- **REQUIRED TASK**
Set down all of the data that follows word for word, without the images.

- **DATASET RECORDS**
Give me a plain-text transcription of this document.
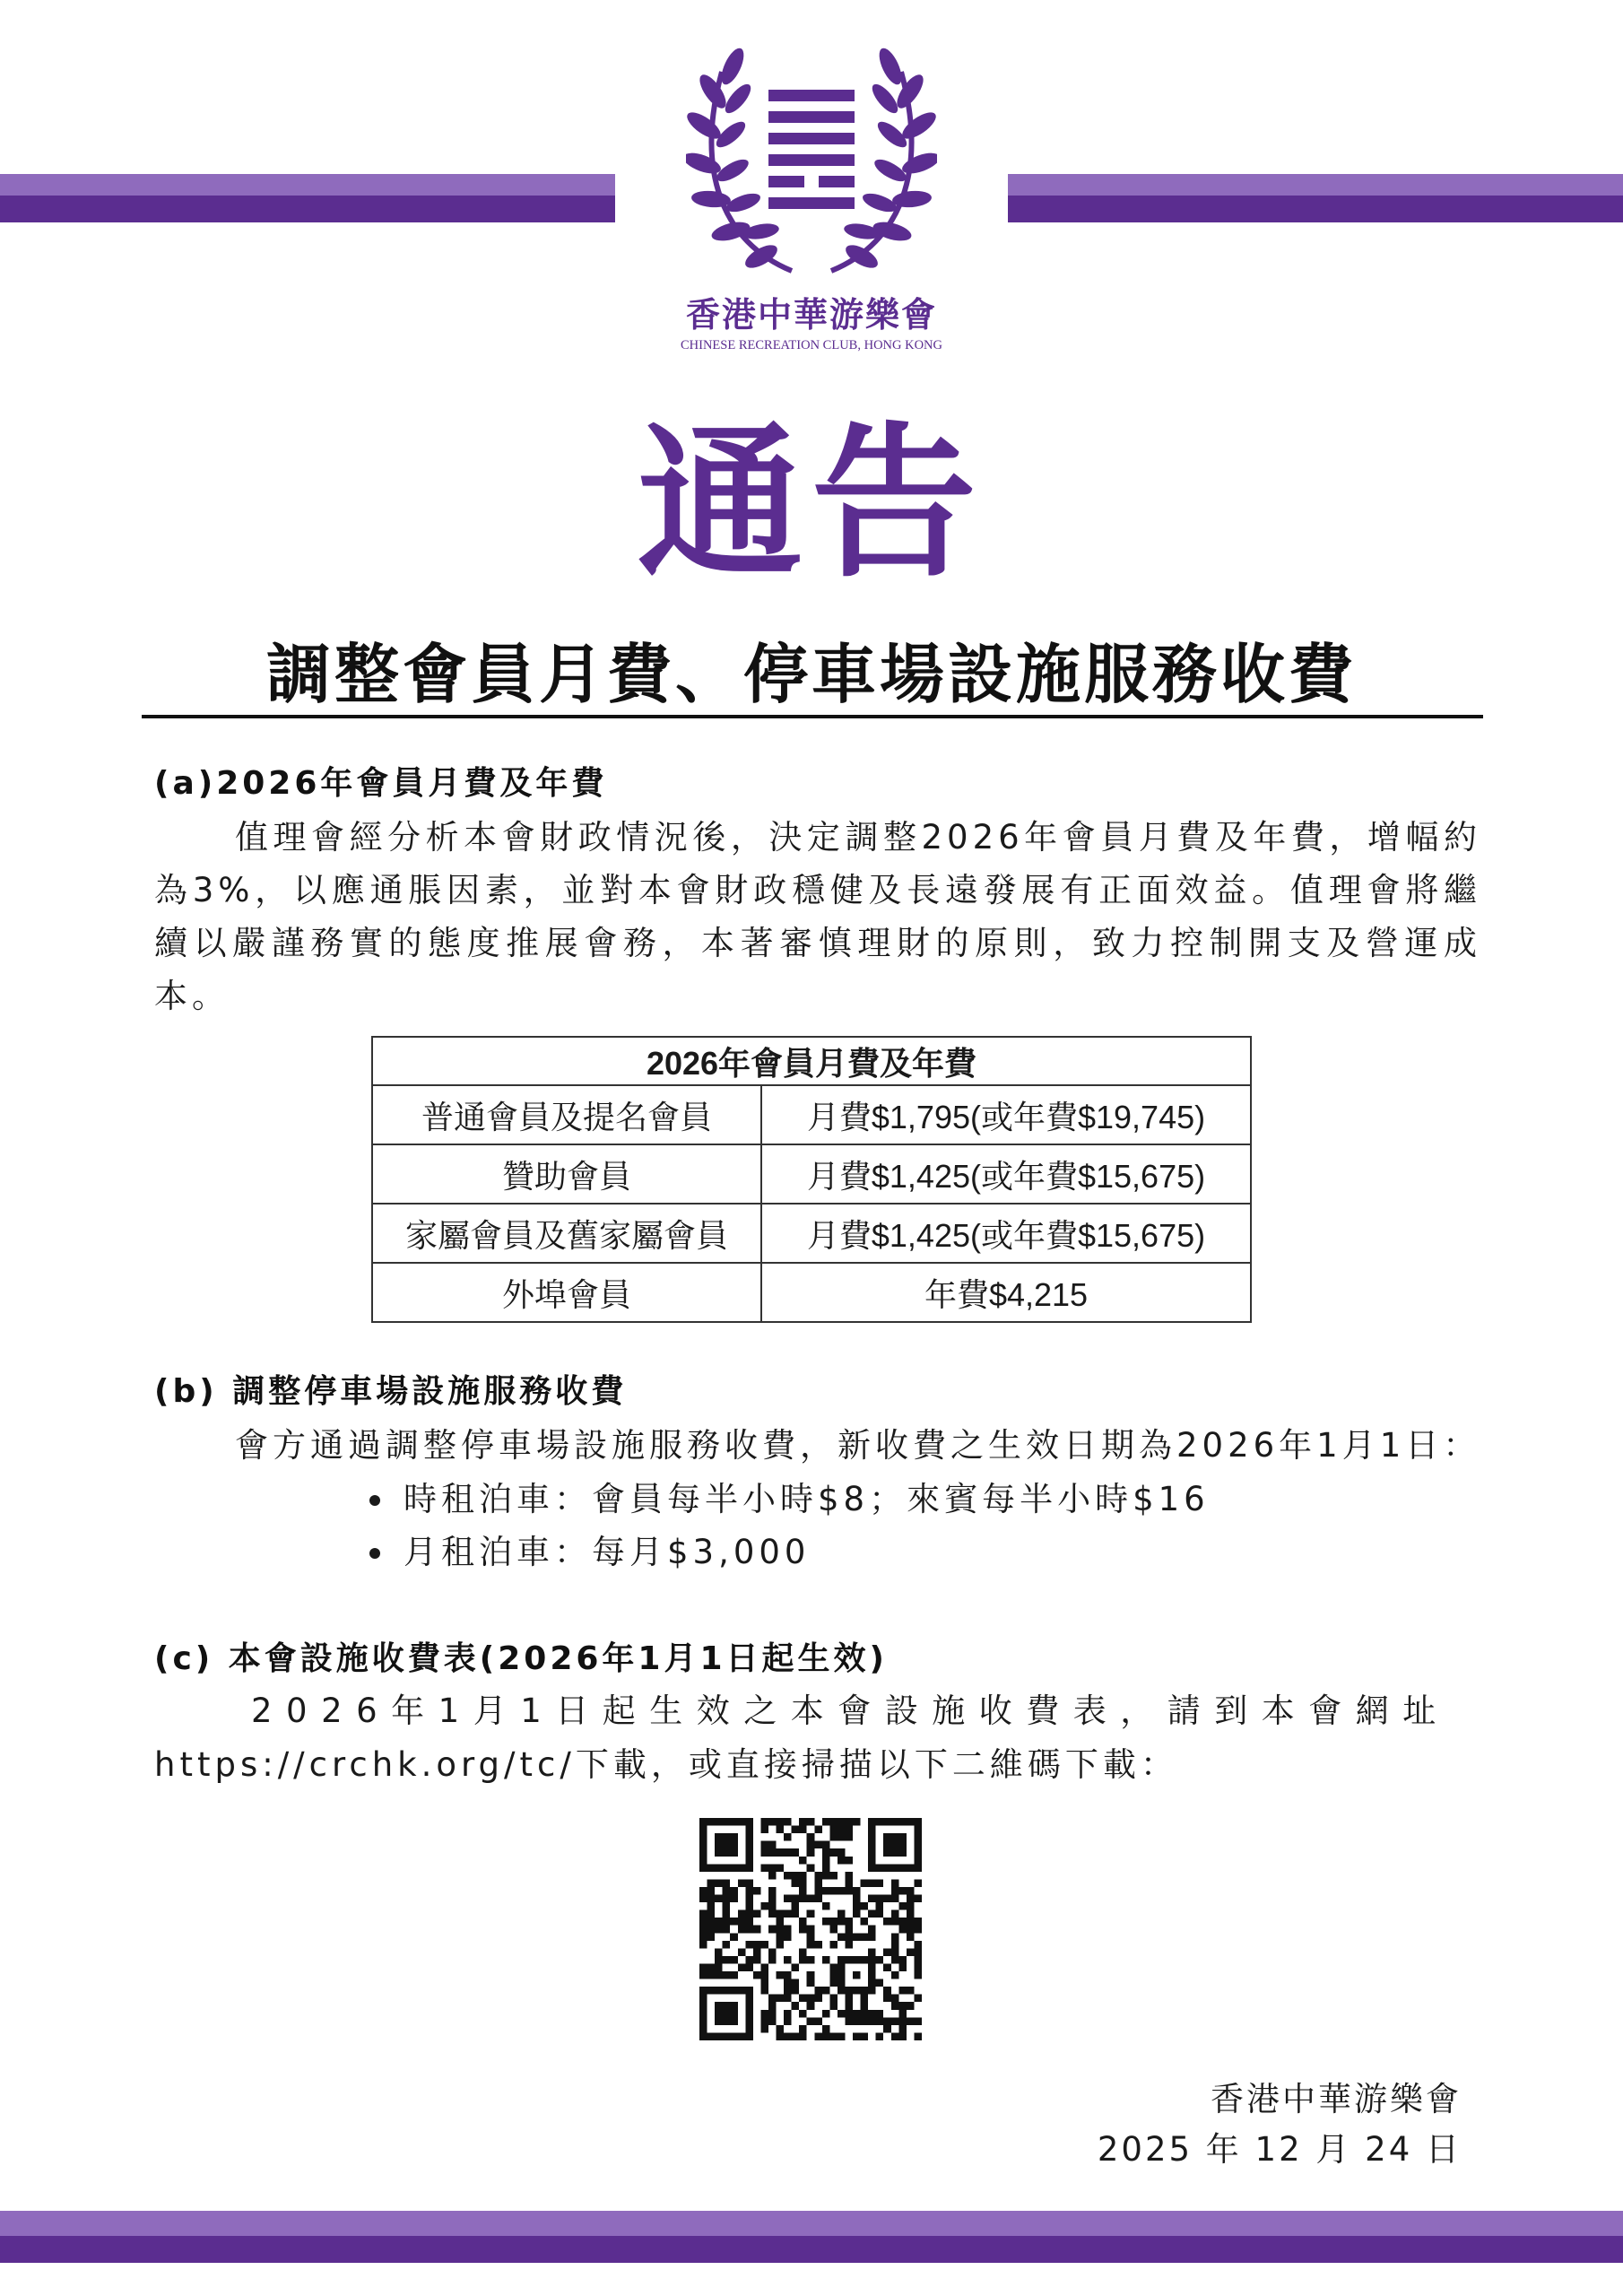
香港中華游樂會
CHINESE RECREATION CLUB, HONG KONG
通告
調整會員月費、停車場設施服務收費
(a)2026年會員月費及年費
值理會經分析本會財政情況後，決定調整2026年會員月費及年費，增幅約為3%，以應通脹因素，並對本會財政穩健及長遠發展有正面效益。值理會將繼續以嚴謹務實的態度推展會務，本著審慎理財的原則，致力控制開支及營運成本。
2026年會員月費及年費	
普通會員及提名會員	月費$1,795(或年費$19,745)
贊助會員	月費$1,425(或年費$15,675)
家屬會員及舊家屬會員	月費$1,425(或年費$15,675)
外埠會員	年費$4,215
(b) 調整停車場設施服務收費
會方通過調整停車場設施服務收費，新收費之生效日期為2026年1月1日：
時租泊車：會員每半小時$8；來賓每半小時$16
月租泊車：每月$3,000
(c) 本會設施收費表(2026年1月1日起生效)
2026年1月1日起生效之本會設施收費表，請到本會網址
https://crchk.org/tc/下載，或直接掃描以下二維碼下載：
香港中華游樂會
2025 年 12 月 24 日
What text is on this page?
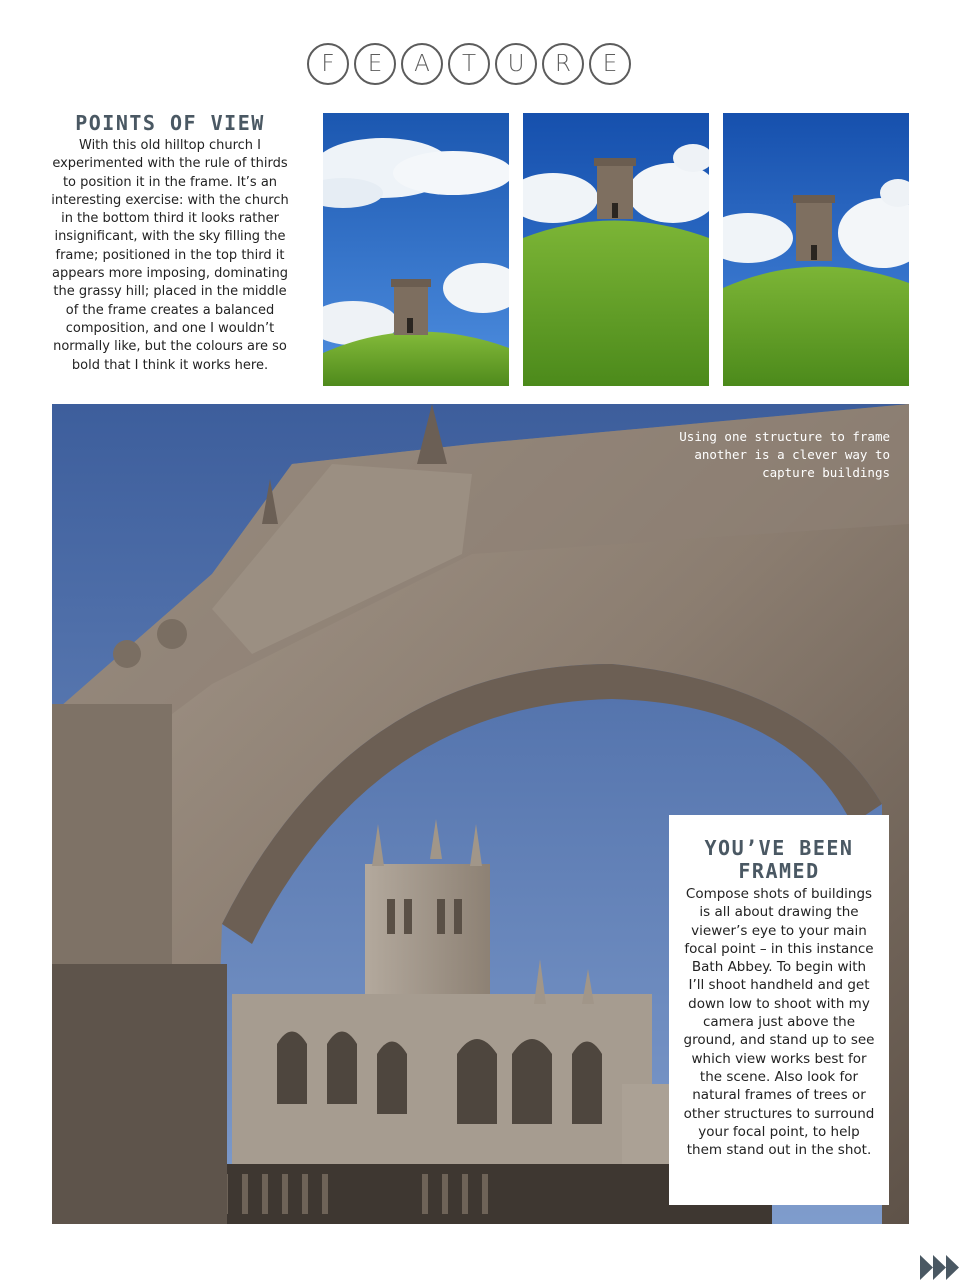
F	E	A	T	U	R	E
POINTS OF VIEW
With this old hilltop church I experimented with the rule of thirds to position it in the frame. It’s an interesting exercise: with the church in the bottom third it looks rather insignificant, with the sky filling the frame; positioned in the top third it appears more imposing, dominating the grassy hill; placed in the middle of the frame creates a balanced composition, and one I wouldn’t normally like, but the colours are so bold that I think it works here.
Using one structure to frame another is a clever way to capture buildings
YOU’VE BEEN FRAMED
Compose shots of buildings is all about drawing the viewer’s eye to your main focal point – in this instance Bath Abbey. To begin with I’ll shoot handheld and get down low to shoot with my camera just above the ground, and stand up to see which view works best for the scene. Also look for natural frames of trees or other structures to surround your focal point, to help them stand out in the shot.
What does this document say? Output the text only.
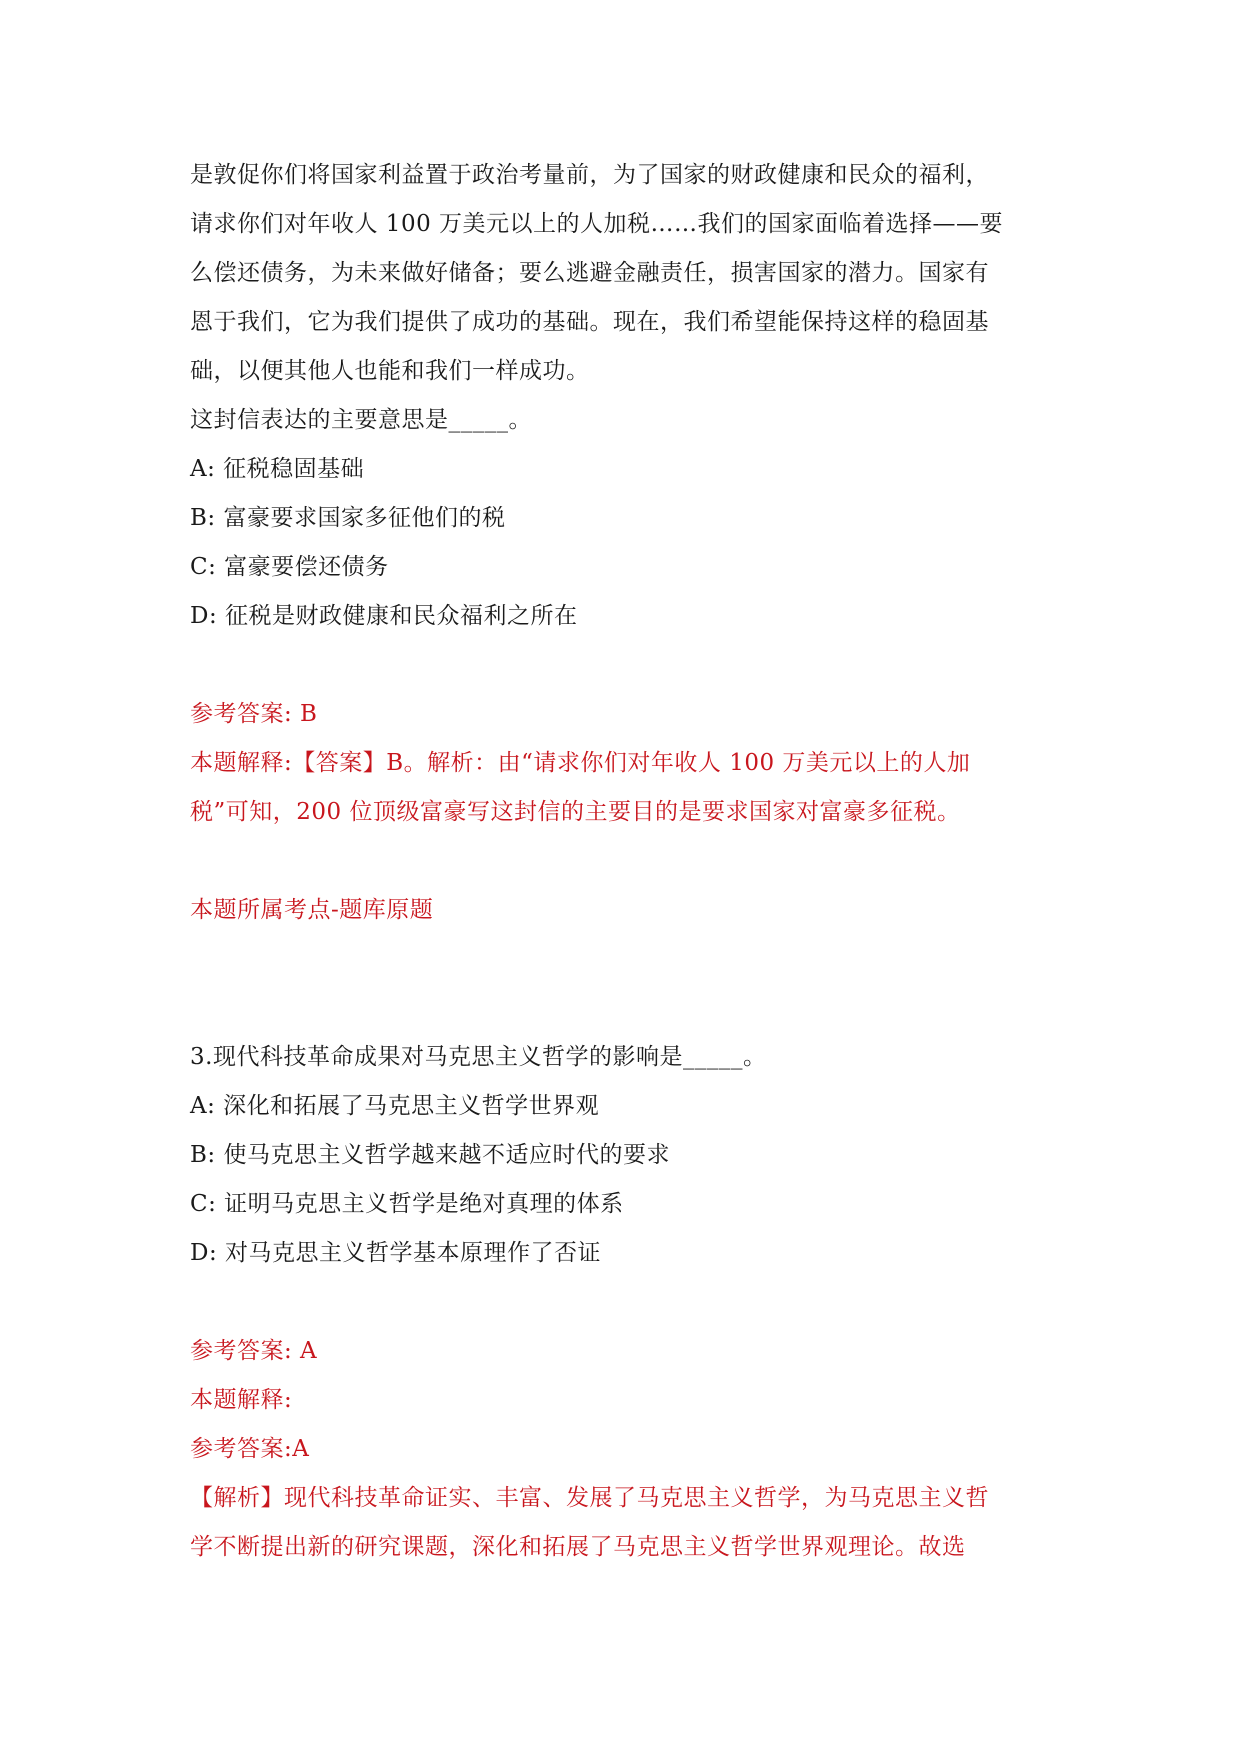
是敦促你们将国家利益置于政治考量前，为了国家的财政健康和民众的福利，
请求你们对年收人 100 万美元以上的人加税……我们的国家面临着选择——要
么偿还债务，为未来做好储备；要么逃避金融责任，损害国家的潜力。国家有
恩于我们，它为我们提供了成功的基础。现在，我们希望能保持这样的稳固基
础，以便其他人也能和我们一样成功。
这封信表达的主要意思是_____。
A: 征税稳固基础
B: 富豪要求国家多征他们的税
C: 富豪要偿还债务
D: 征税是财政健康和民众福利之所在
参考答案: B
本题解释:【答案】B。解析：由“请求你们对年收人 100 万美元以上的人加
税”可知，200 位顶级富豪写这封信的主要目的是要求国家对富豪多征税。
本题所属考点-题库原题
3.现代科技革命成果对马克思主义哲学的影响是_____。
A: 深化和拓展了马克思主义哲学世界观
B: 使马克思主义哲学越来越不适应时代的要求
C: 证明马克思主义哲学是绝对真理的体系
D: 对马克思主义哲学基本原理作了否证
参考答案: A
本题解释:
参考答案:A
【解析】现代科技革命证实、丰富、发展了马克思主义哲学，为马克思主义哲
学不断提出新的研究课题，深化和拓展了马克思主义哲学世界观理论。故选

- **RESPONSE TO THIS EXERCISE**
Give me a plain-text transcription of this document.
香港中華游樂會
CHINESE RECREATION CLUB, HONG KONG
通告
調整會員月費、停車場設施服務收費
(a)2026年會員月費及年費
值理會經分析本會財政情況後，決定調整2026年會員月費及年費，增幅約為3%，以應通脹因素，並對本會財政穩健及長遠發展有正面效益。值理會將繼續以嚴謹務實的態度推展會務，本著審慎理財的原則，致力控制開支及營運成本。
2026年會員月費及年費	
普通會員及提名會員	月費$1,795(或年費$19,745)
贊助會員	月費$1,425(或年費$15,675)
家屬會員及舊家屬會員	月費$1,425(或年費$15,675)
外埠會員	年費$4,215
(b) 調整停車場設施服務收費
會方通過調整停車場設施服務收費，新收費之生效日期為2026年1月1日：
時租泊車：會員每半小時$8；來賓每半小時$16
月租泊車：每月$3,000
(c) 本會設施收費表(2026年1月1日起生效)
2026年1月1日起生效之本會設施收費表，請到本會網址
https://crchk.org/tc/下載，或直接掃描以下二維碼下載：
香港中華游樂會
2025 年 12 月 24 日
What text is on this page?
F	E	A	T	U	R	E
POINTS OF VIEW
With this old hilltop church I experimented with the rule of thirds to position it in the frame. It’s an interesting exercise: with the church in the bottom third it looks rather insignificant, with the sky filling the frame; positioned in the top third it appears more imposing, dominating the grassy hill; placed in the middle of the frame creates a balanced composition, and one I wouldn’t normally like, but the colours are so bold that I think it works here.
Using one structure to frame another is a clever way to capture buildings
YOU’VE BEEN FRAMED
Compose shots of buildings is all about drawing the viewer’s eye to your main focal point – in this instance Bath Abbey. To begin with I’ll shoot handheld and get down low to shoot with my camera just above the ground, and stand up to see which view works best for the scene. Also look for natural frames of trees or other structures to surround your focal point, to help them stand out in the shot.
What does this document say? Output the text only.
是敦促你们将国家利益置于政治考量前，为了国家的财政健康和民众的福利，
请求你们对年收人 100 万美元以上的人加税……我们的国家面临着选择——要
么偿还债务，为未来做好储备；要么逃避金融责任，损害国家的潜力。国家有
恩于我们，它为我们提供了成功的基础。现在，我们希望能保持这样的稳固基
础，以便其他人也能和我们一样成功。
这封信表达的主要意思是_____。
A: 征税稳固基础
B: 富豪要求国家多征他们的税
C: 富豪要偿还债务
D: 征税是财政健康和民众福利之所在
参考答案: B
本题解释:【答案】B。解析：由“请求你们对年收人 100 万美元以上的人加
税”可知，200 位顶级富豪写这封信的主要目的是要求国家对富豪多征税。
本题所属考点-题库原题
3.现代科技革命成果对马克思主义哲学的影响是_____。
A: 深化和拓展了马克思主义哲学世界观
B: 使马克思主义哲学越来越不适应时代的要求
C: 证明马克思主义哲学是绝对真理的体系
D: 对马克思主义哲学基本原理作了否证
参考答案: A
本题解释:
参考答案:A
【解析】现代科技革命证实、丰富、发展了马克思主义哲学，为马克思主义哲
学不断提出新的研究课题，深化和拓展了马克思主义哲学世界观理论。故选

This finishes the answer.